▶ _Request_
Please copy every line of the records below that holds the word "Requisição".

(Stored data)
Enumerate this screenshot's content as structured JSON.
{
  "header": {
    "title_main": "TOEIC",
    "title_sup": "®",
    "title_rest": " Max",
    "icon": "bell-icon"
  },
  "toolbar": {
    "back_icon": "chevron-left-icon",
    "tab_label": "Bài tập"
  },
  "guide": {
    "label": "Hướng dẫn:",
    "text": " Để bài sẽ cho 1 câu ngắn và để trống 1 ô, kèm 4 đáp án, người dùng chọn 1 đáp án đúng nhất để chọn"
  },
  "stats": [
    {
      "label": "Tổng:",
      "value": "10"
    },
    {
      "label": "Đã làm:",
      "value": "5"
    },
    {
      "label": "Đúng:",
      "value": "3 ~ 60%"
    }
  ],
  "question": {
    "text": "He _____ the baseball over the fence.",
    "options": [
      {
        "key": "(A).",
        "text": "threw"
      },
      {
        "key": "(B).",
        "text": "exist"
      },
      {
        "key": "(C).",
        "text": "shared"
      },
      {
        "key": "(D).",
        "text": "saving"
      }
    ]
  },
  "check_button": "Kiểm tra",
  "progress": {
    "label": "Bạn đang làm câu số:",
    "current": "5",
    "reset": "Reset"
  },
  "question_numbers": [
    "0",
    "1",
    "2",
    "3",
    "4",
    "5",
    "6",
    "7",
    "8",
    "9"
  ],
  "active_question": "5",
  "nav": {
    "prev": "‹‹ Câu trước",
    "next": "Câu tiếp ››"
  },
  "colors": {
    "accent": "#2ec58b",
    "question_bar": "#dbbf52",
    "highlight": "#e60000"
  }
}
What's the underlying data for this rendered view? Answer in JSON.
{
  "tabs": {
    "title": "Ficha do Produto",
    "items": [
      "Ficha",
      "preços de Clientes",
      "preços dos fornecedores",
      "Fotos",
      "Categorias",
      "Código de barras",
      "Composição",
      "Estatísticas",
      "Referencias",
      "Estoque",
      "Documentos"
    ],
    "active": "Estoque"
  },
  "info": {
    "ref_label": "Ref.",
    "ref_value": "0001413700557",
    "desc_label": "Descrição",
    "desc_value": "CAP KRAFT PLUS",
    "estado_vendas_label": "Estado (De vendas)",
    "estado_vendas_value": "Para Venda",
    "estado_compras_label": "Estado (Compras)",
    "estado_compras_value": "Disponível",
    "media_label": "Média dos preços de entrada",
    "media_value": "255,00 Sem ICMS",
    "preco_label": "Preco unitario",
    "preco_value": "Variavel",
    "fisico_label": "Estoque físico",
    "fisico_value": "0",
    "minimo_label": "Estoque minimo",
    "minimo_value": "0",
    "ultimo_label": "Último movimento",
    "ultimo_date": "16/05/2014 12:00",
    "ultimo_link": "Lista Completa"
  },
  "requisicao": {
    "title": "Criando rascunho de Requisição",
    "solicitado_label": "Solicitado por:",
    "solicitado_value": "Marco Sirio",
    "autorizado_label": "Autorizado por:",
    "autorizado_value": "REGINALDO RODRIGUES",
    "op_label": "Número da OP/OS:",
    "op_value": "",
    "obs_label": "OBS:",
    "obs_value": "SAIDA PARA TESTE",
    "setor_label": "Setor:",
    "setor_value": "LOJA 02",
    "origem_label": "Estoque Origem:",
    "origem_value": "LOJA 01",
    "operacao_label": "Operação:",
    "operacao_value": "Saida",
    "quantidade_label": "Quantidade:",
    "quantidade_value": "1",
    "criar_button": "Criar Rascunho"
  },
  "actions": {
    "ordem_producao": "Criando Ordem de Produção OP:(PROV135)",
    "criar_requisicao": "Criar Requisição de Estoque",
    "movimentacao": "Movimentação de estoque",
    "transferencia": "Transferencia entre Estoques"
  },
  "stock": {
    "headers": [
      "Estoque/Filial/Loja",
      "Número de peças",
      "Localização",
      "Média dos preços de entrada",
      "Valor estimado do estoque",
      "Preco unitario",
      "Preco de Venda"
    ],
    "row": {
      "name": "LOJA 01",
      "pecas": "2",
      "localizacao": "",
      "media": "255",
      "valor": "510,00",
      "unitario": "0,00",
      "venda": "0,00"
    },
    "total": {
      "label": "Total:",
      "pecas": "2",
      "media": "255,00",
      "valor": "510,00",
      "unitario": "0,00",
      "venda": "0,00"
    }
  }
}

▶ _Solution_
    "title": "Criando rascunho de Requisição",
    "criar_requisicao": "Criar Requisição de Estoque",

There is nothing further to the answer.